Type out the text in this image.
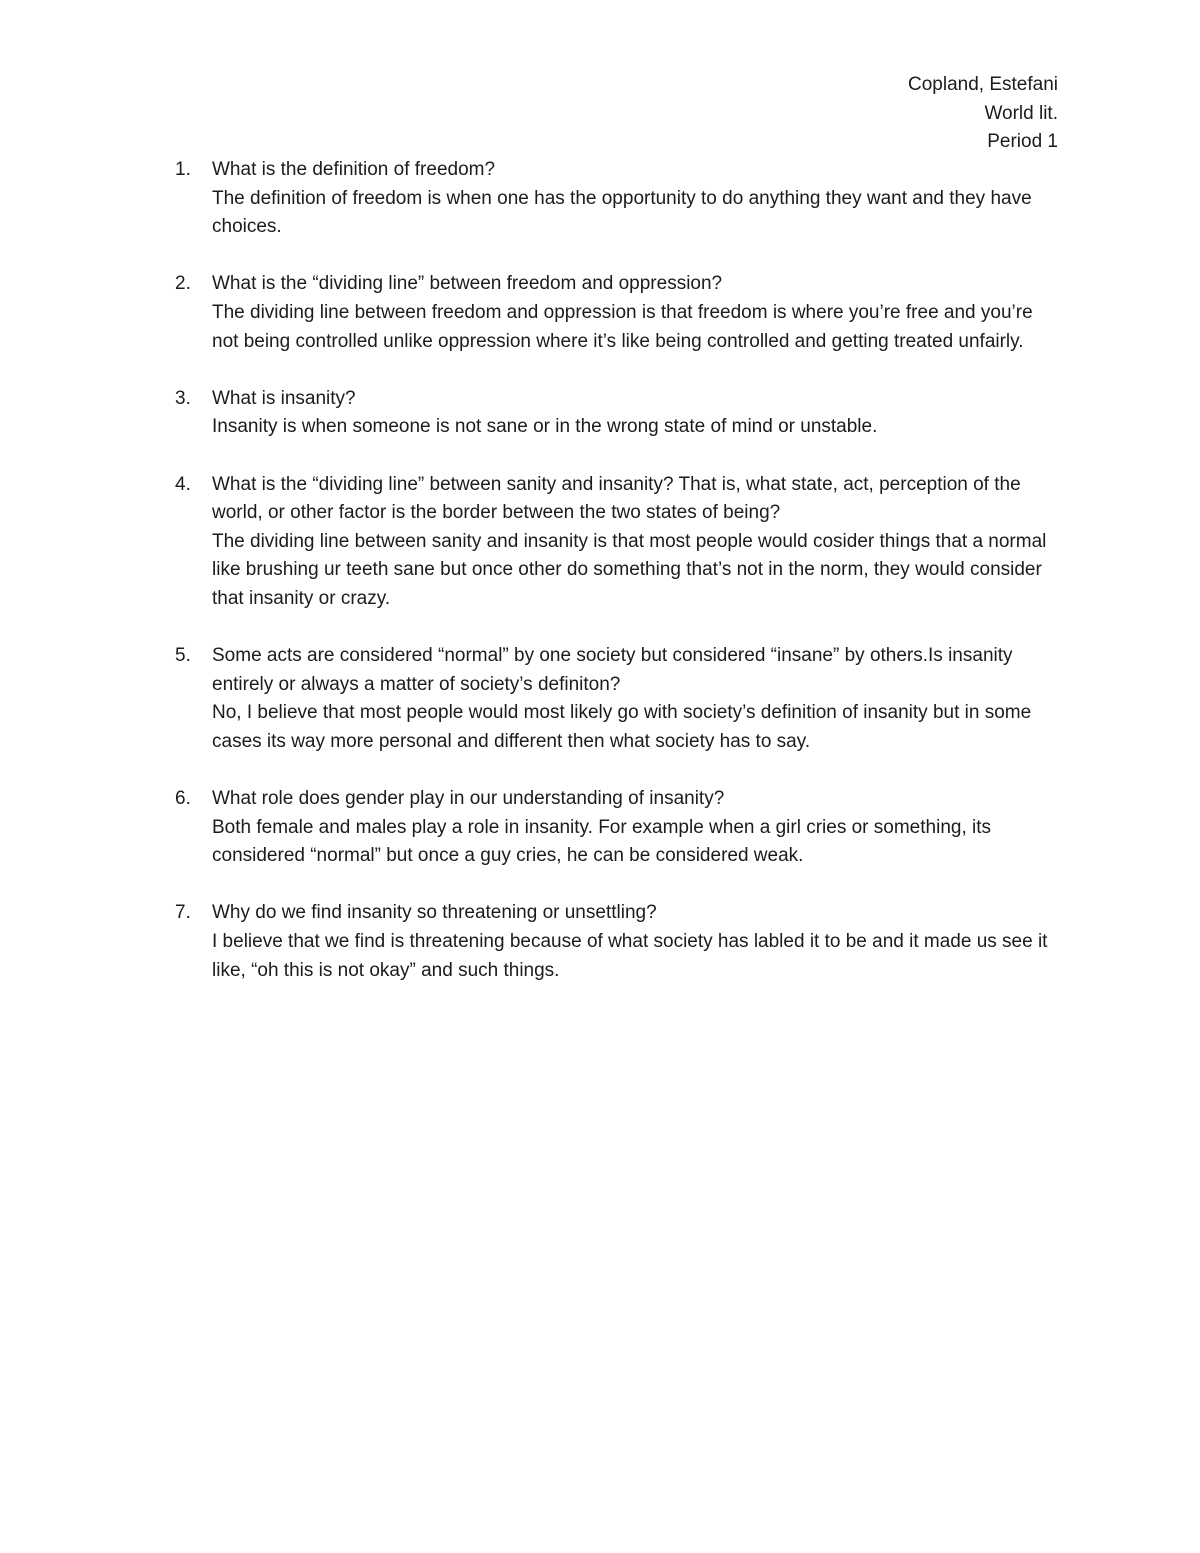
Copland, Estefani
World lit.
Period 1
1.	What is the definition of freedom?
The definition of freedom is when one has the opportunity to do anything they want and they have choices.
2.	What is the “dividing line” between freedom and oppression?
The dividing line between freedom and oppression is that freedom is where you’re free and you’re not being controlled unlike oppression where it’s like being controlled and getting treated unfairly.
3.	What is insanity?
Insanity is when someone is not sane or in the wrong state of mind or unstable.
4.	What is the “dividing line” between sanity and insanity? That is, what state, act, perception of the world, or other factor is the border between the two states of being?
The dividing line between sanity and insanity is that most people would cosider things that a normal like brushing ur teeth sane but once other do something that’s not in the norm, they would consider that insanity or crazy.
5.	Some acts are considered “normal” by one society but considered “insane” by others.Is insanity entirely or always a matter of society’s definiton?
No, I believe that most people would most likely go with society’s definition of insanity but in some cases its way more personal and different then what society has to say.
6.	What role does gender play in our understanding of insanity?
Both female and males play a role in insanity. For example when a girl cries or something, its considered “normal” but once a guy cries, he can be considered weak.
7.	Why do we find insanity so threatening or unsettling?
I believe that we find is threatening because of what society has labled it to be and it made us see it like, “oh this is not okay” and such things.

----------------------------------------

Pictures are to be left out; the records above must be repeated word for word.

Type out the text in this image.
Copland, Estefani
World lit.
Period 1
1.	What is the definition of freedom?
The definition of freedom is when one has the opportunity to do anything they want and they have choices.
2.	What is the “dividing line” between freedom and oppression?
The dividing line between freedom and oppression is that freedom is where you’re free and you’re not being controlled unlike oppression where it’s like being controlled and getting treated unfairly.
3.	What is insanity?
Insanity is when someone is not sane or in the wrong state of mind or unstable.
4.	What is the “dividing line” between sanity and insanity? That is, what state, act, perception of the world, or other factor is the border between the two states of being?
The dividing line between sanity and insanity is that most people would cosider things that a normal like brushing ur teeth sane but once other do something that’s not in the norm, they would consider that insanity or crazy.
5.	Some acts are considered “normal” by one society but considered “insane” by others.Is insanity entirely or always a matter of society’s definiton?
No, I believe that most people would most likely go with society’s definition of insanity but in some cases its way more personal and different then what society has to say.
6.	What role does gender play in our understanding of insanity?
Both female and males play a role in insanity. For example when a girl cries or something, its considered “normal” but once a guy cries, he can be considered weak.
7.	Why do we find insanity so threatening or unsettling?
I believe that we find is threatening because of what society has labled it to be and it made us see it like, “oh this is not okay” and such things.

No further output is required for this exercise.